Output every line of the material exactly, omitting images.

---

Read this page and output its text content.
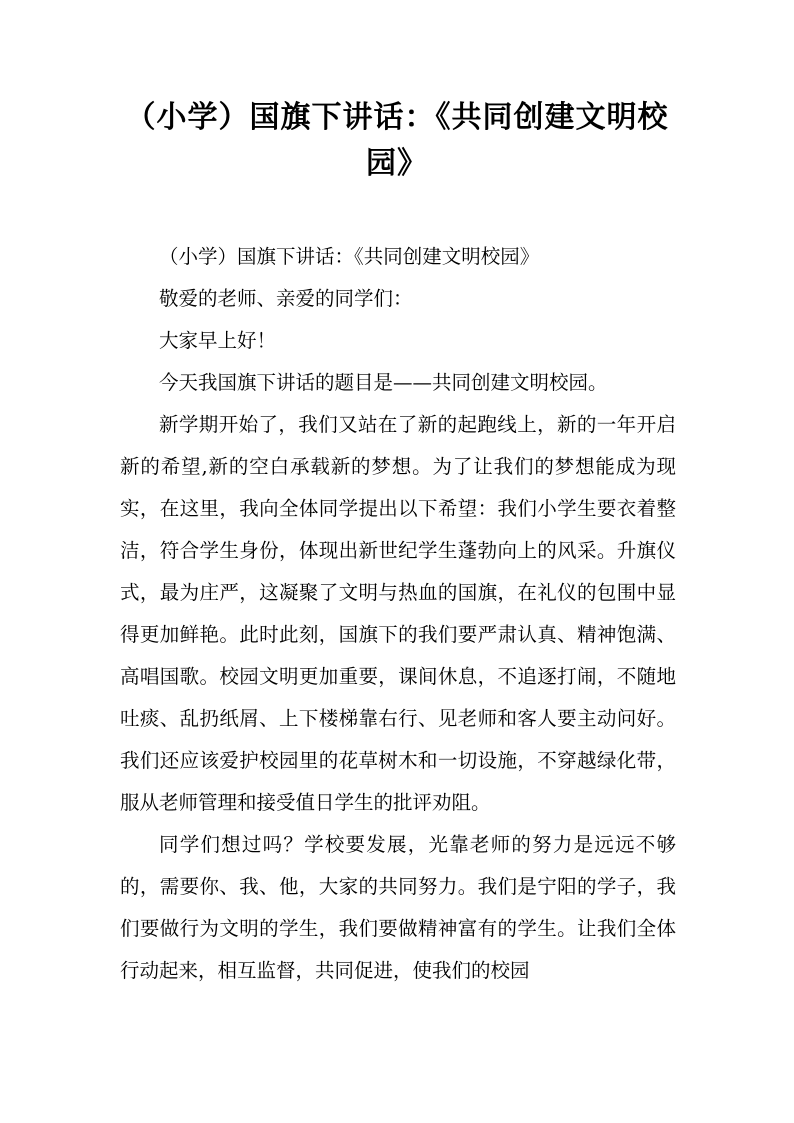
（小学）国旗下讲话：《共同创建文明校园》

（小学）国旗下讲话：《共同创建文明校园》

敬爱的老师、亲爱的同学们：

大家早上好！

今天我国旗下讲话的题目是——共同创建文明校园。

新学期开始了，我们又站在了新的起跑线上，新的一年开启新的希望,新的空白承载新的梦想。为了让我们的梦想能成为现实，在这里，我向全体同学提出以下希望：我们小学生要衣着整洁，符合学生身份，体现出新世纪学生蓬勃向上的风采。升旗仪式，最为庄严，这凝聚了文明与热血的国旗，在礼仪的包围中显得更加鲜艳。此时此刻，国旗下的我们要严肃认真、精神饱满、高唱国歌。校园文明更加重要，课间休息，不追逐打闹，不随地吐痰、乱扔纸屑、上下楼梯靠右行、见老师和客人要主动问好。我们还应该爱护校园里的花草树木和一切设施，不穿越绿化带，服从老师管理和接受值日学生的批评劝阻。

同学们想过吗？学校要发展，光靠老师的努力是远远不够的，需要你、我、他，大家的共同努力。我们是宁阳的学子，我们要做行为文明的学生，我们要做精神富有的学生。让我们全体行动起来，相互监督，共同促进，使我们的校园
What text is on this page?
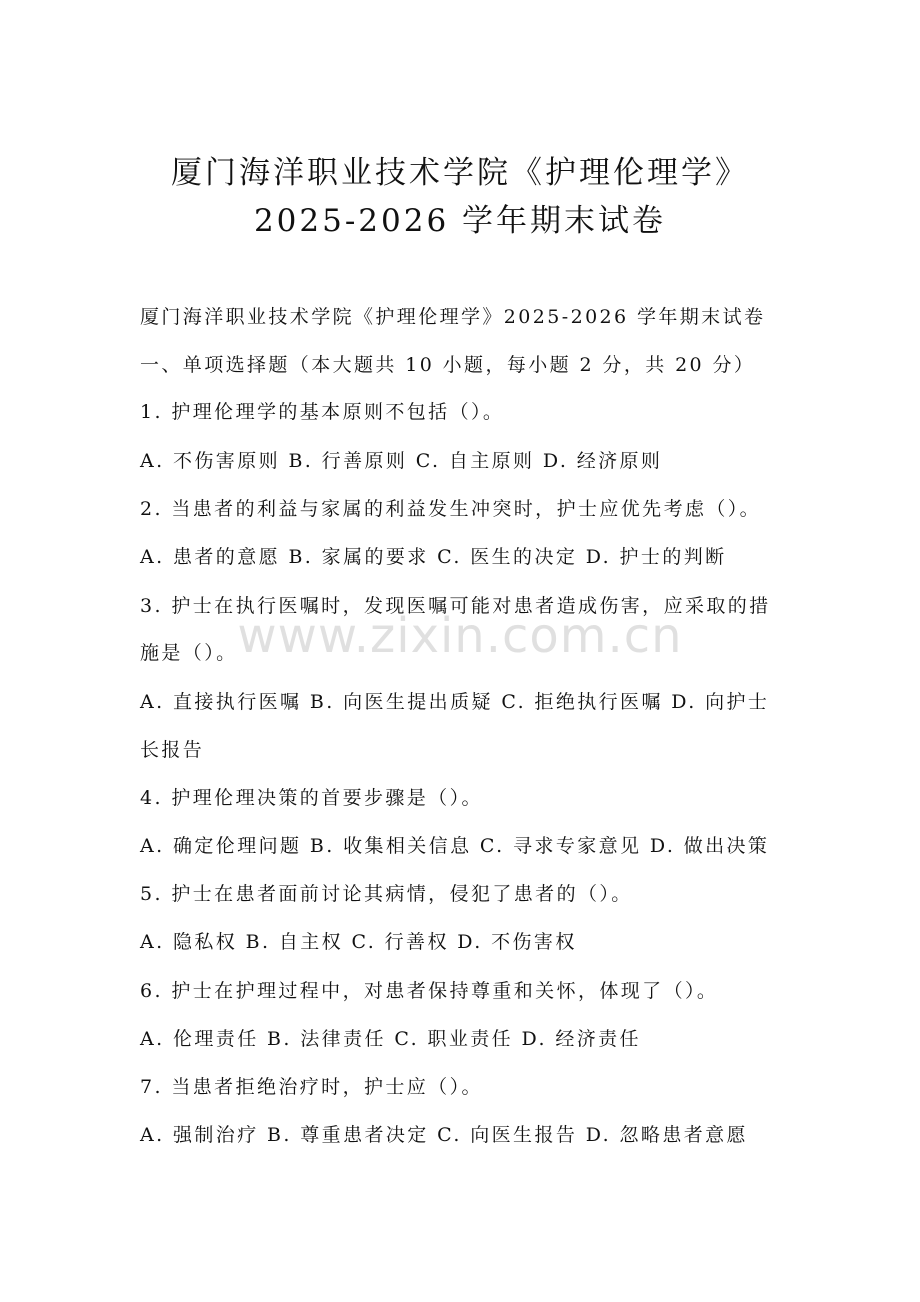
厦门海洋职业技术学院《护理伦理学》
2025-2026 学年期末试卷
厦门海洋职业技术学院《护理伦理学》2025-2026 学年期末试卷
一、单项选择题（本大题共 10 小题，每小题 2 分，共 20 分）
1. 护理伦理学的基本原则不包括（）。
A. 不伤害原则 B. 行善原则 C. 自主原则 D. 经济原则
2. 当患者的利益与家属的利益发生冲突时，护士应优先考虑（）。
A. 患者的意愿 B. 家属的要求 C. 医生的决定 D. 护士的判断
3. 护士在执行医嘱时，发现医嘱可能对患者造成伤害，应采取的措
施是（）。
A. 直接执行医嘱 B. 向医生提出质疑 C. 拒绝执行医嘱 D. 向护士
长报告
4. 护理伦理决策的首要步骤是（）。
A. 确定伦理问题 B. 收集相关信息 C. 寻求专家意见 D. 做出决策
5. 护士在患者面前讨论其病情，侵犯了患者的（）。
A. 隐私权 B. 自主权 C. 行善权 D. 不伤害权
6. 护士在护理过程中，对患者保持尊重和关怀，体现了（）。
A. 伦理责任 B. 法律责任 C. 职业责任 D. 经济责任
7. 当患者拒绝治疗时，护士应（）。
A. 强制治疗 B. 尊重患者决定 C. 向医生报告 D. 忽略患者意愿
www.zixin.com.cn
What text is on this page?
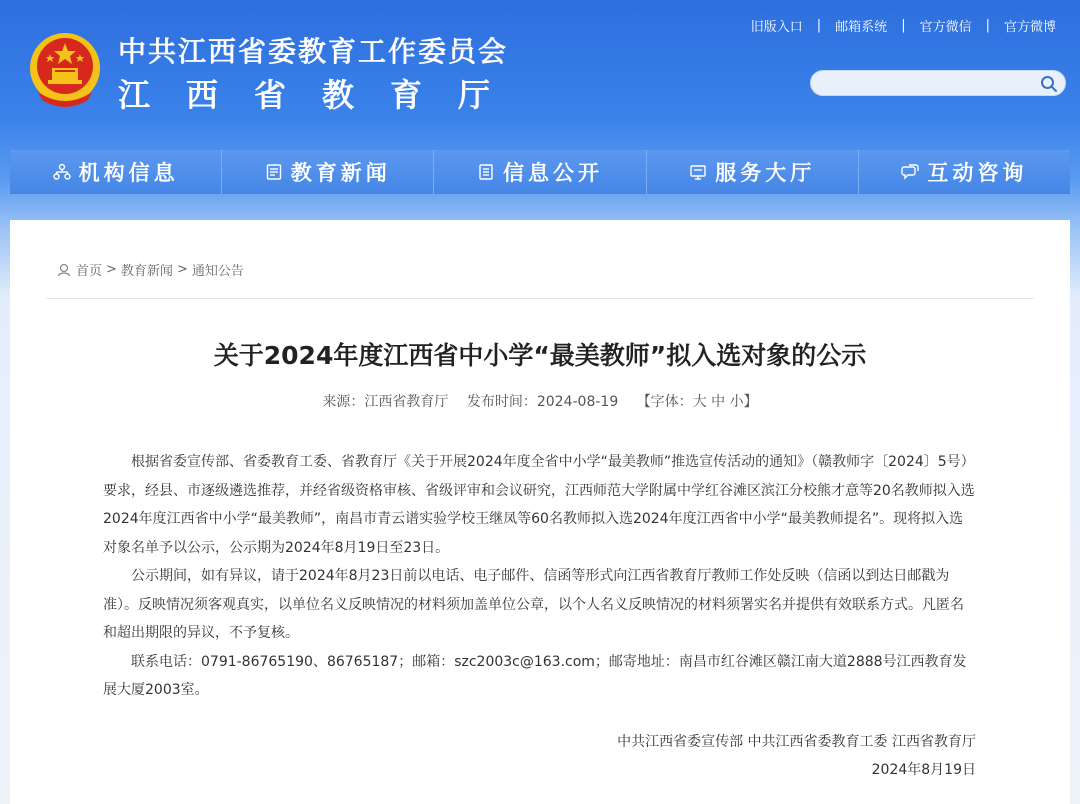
中共江西省委教育工作委员会
江西省教育厅
旧版入口	|	邮箱系统	|	官方微信	|	官方微博
机构信息	教育新闻	信息公开	服务大厅	互动咨询
首页 > 教育新闻 > 通知公告
关于2024年度江西省中小学“最美教师”拟入选对象的公示
来源：江西省教育厅 发布时间：2024-08-19 【字体：大 中 小】

根据省委宣传部、省委教育工委、省教育厅《关于开展2024年度全省中小学“最美教师”推选宣传活动的通知》（赣教师字〔2024〕5号）要求，经县、市逐级遴选推荐，并经省级资格审核、省级评审和会议研究，江西师范大学附属中学红谷滩区滨江分校熊才意等20名教师拟入选2024年度江西省中小学“最美教师”，南昌市青云谱实验学校王继凤等60名教师拟入选2024年度江西省中小学“最美教师提名”。现将拟入选对象名单予以公示，公示期为2024年8月19日至23日。

公示期间，如有异议，请于2024年8月23日前以电话、电子邮件、信函等形式向江西省教育厅教师工作处反映（信函以到达日邮戳为准）。反映情况须客观真实，以单位名义反映情况的材料须加盖单位公章，以个人名义反映情况的材料须署实名并提供有效联系方式。凡匿名和超出期限的异议，不予复核。

联系电话：0791-86765190、86765187；邮箱：szc2003c@163.com；邮寄地址：南昌市红谷滩区赣江南大道2888号江西教育发展大厦2003室。

中共江西省委宣传部 中共江西省委教育工委 江西省教育厅
2024年8月19日
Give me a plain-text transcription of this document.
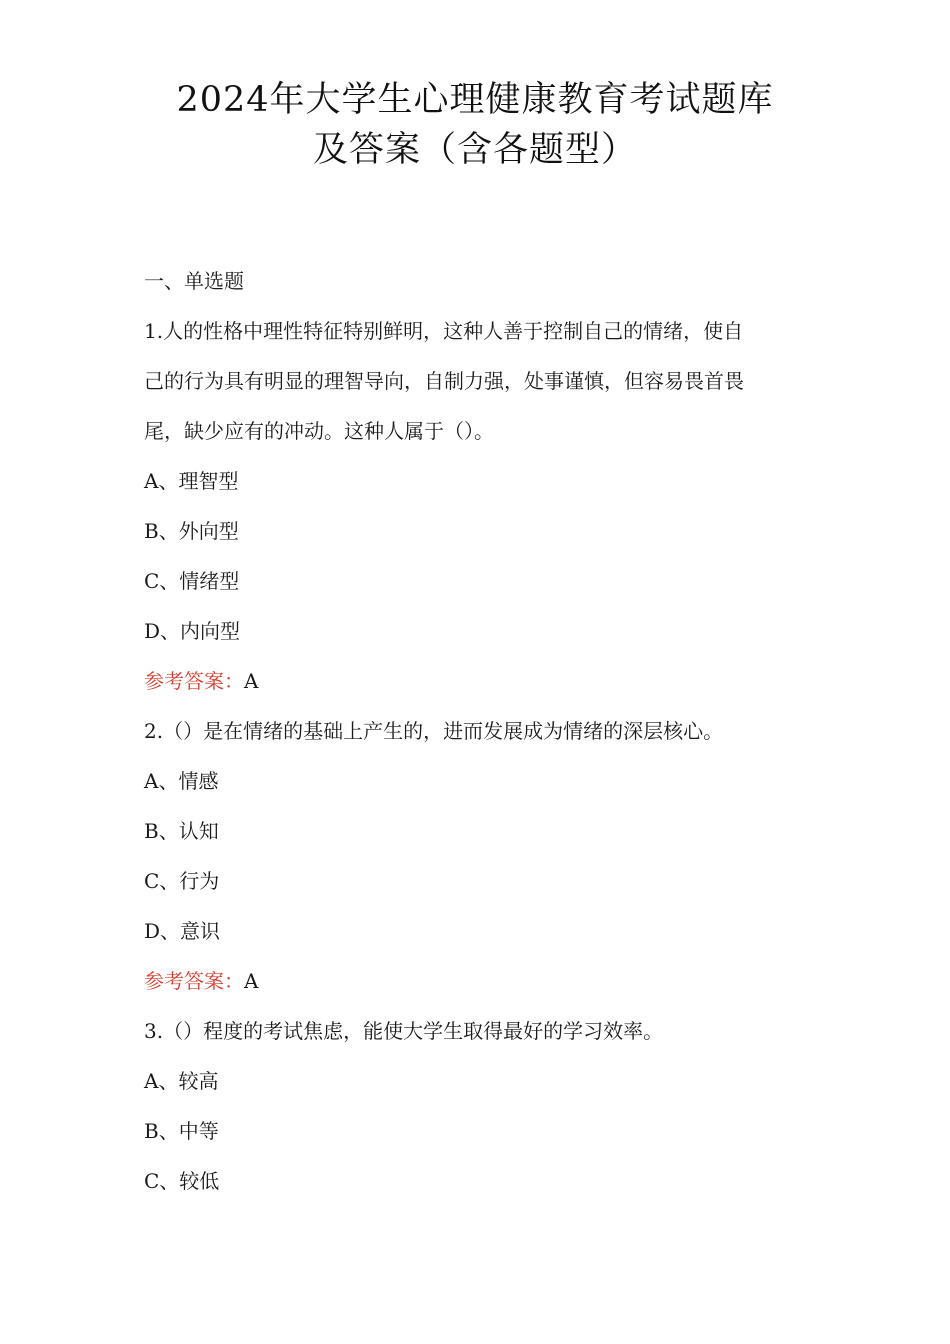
2024年大学生心理健康教育考试题库
及答案（含各题型）
一、单选题
1.人的性格中理性特征特别鲜明，这种人善于控制自己的情绪，使自
己的行为具有明显的理智导向，自制力强，处事谨慎，但容易畏首畏
尾，缺少应有的冲动。这种人属于（）。
A、理智型
B、外向型
C、情绪型
D、内向型
参考答案：A
2.（）是在情绪的基础上产生的，进而发展成为情绪的深层核心。
A、情感
B、认知
C、行为
D、意识
参考答案：A
3.（）程度的考试焦虑，能使大学生取得最好的学习效率。
A、较高
B、中等
C、较低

---

# [TASK RESPONSE]
Read this page and output its text content.
（小学）国旗下讲话：《共同创建文明校园》

（小学）国旗下讲话：《共同创建文明校园》

敬爱的老师、亲爱的同学们：

大家早上好！

今天我国旗下讲话的题目是——共同创建文明校园。

新学期开始了，我们又站在了新的起跑线上，新的一年开启新的希望,新的空白承载新的梦想。为了让我们的梦想能成为现实，在这里，我向全体同学提出以下希望：我们小学生要衣着整洁，符合学生身份，体现出新世纪学生蓬勃向上的风采。升旗仪式，最为庄严，这凝聚了文明与热血的国旗，在礼仪的包围中显得更加鲜艳。此时此刻，国旗下的我们要严肃认真、精神饱满、高唱国歌。校园文明更加重要，课间休息，不追逐打闹，不随地吐痰、乱扔纸屑、上下楼梯靠右行、见老师和客人要主动问好。我们还应该爱护校园里的花草树木和一切设施，不穿越绿化带，服从老师管理和接受值日学生的批评劝阻。

同学们想过吗？学校要发展，光靠老师的努力是远远不够的，需要你、我、他，大家的共同努力。我们是宁阳的学子，我们要做行为文明的学生，我们要做精神富有的学生。让我们全体行动起来，相互监督，共同促进，使我们的校园
What text is on this page?
厦门海洋职业技术学院《护理伦理学》
2025-2026 学年期末试卷
厦门海洋职业技术学院《护理伦理学》2025-2026 学年期末试卷
一、单项选择题（本大题共 10 小题，每小题 2 分，共 20 分）
1. 护理伦理学的基本原则不包括（）。
A. 不伤害原则 B. 行善原则 C. 自主原则 D. 经济原则
2. 当患者的利益与家属的利益发生冲突时，护士应优先考虑（）。
A. 患者的意愿 B. 家属的要求 C. 医生的决定 D. 护士的判断
3. 护士在执行医嘱时，发现医嘱可能对患者造成伤害，应采取的措
施是（）。
A. 直接执行医嘱 B. 向医生提出质疑 C. 拒绝执行医嘱 D. 向护士
长报告
4. 护理伦理决策的首要步骤是（）。
A. 确定伦理问题 B. 收集相关信息 C. 寻求专家意见 D. 做出决策
5. 护士在患者面前讨论其病情，侵犯了患者的（）。
A. 隐私权 B. 自主权 C. 行善权 D. 不伤害权
6. 护士在护理过程中，对患者保持尊重和关怀，体现了（）。
A. 伦理责任 B. 法律责任 C. 职业责任 D. 经济责任
7. 当患者拒绝治疗时，护士应（）。
A. 强制治疗 B. 尊重患者决定 C. 向医生报告 D. 忽略患者意愿
www.zixin.com.cn
What text is on this page?
中共江西省委教育工作委员会
江西省教育厅
旧版入口	|	邮箱系统	|	官方微信	|	官方微博
机构信息	教育新闻	信息公开	服务大厅	互动咨询
首页 > 教育新闻 > 通知公告
关于2024年度江西省中小学“最美教师”拟入选对象的公示
来源：江西省教育厅 发布时间：2024-08-19 【字体：大 中 小】

根据省委宣传部、省委教育工委、省教育厅《关于开展2024年度全省中小学“最美教师”推选宣传活动的通知》（赣教师字〔2024〕5号）要求，经县、市逐级遴选推荐，并经省级资格审核、省级评审和会议研究，江西师范大学附属中学红谷滩区滨江分校熊才意等20名教师拟入选2024年度江西省中小学“最美教师”，南昌市青云谱实验学校王继凤等60名教师拟入选2024年度江西省中小学“最美教师提名”。现将拟入选对象名单予以公示，公示期为2024年8月19日至23日。

公示期间，如有异议，请于2024年8月23日前以电话、电子邮件、信函等形式向江西省教育厅教师工作处反映（信函以到达日邮戳为准）。反映情况须客观真实，以单位名义反映情况的材料须加盖单位公章，以个人名义反映情况的材料须署实名并提供有效联系方式。凡匿名和超出期限的异议，不予复核。

联系电话：0791-86765190、86765187；邮箱：szc2003c@163.com；邮寄地址：南昌市红谷滩区赣江南大道2888号江西教育发展大厦2003室。

中共江西省委宣传部 中共江西省委教育工委 江西省教育厅
2024年8月19日
Give me a plain-text transcription of this document.
2024年大学生心理健康教育考试题库
及答案（含各题型）
一、单选题
1.人的性格中理性特征特别鲜明，这种人善于控制自己的情绪，使自
己的行为具有明显的理智导向，自制力强，处事谨慎，但容易畏首畏
尾，缺少应有的冲动。这种人属于（）。
A、理智型
B、外向型
C、情绪型
D、内向型
参考答案：A
2.（）是在情绪的基础上产生的，进而发展成为情绪的深层核心。
A、情感
B、认知
C、行为
D、意识
参考答案：A
3.（）程度的考试焦虑，能使大学生取得最好的学习效率。
A、较高
B、中等
C、较低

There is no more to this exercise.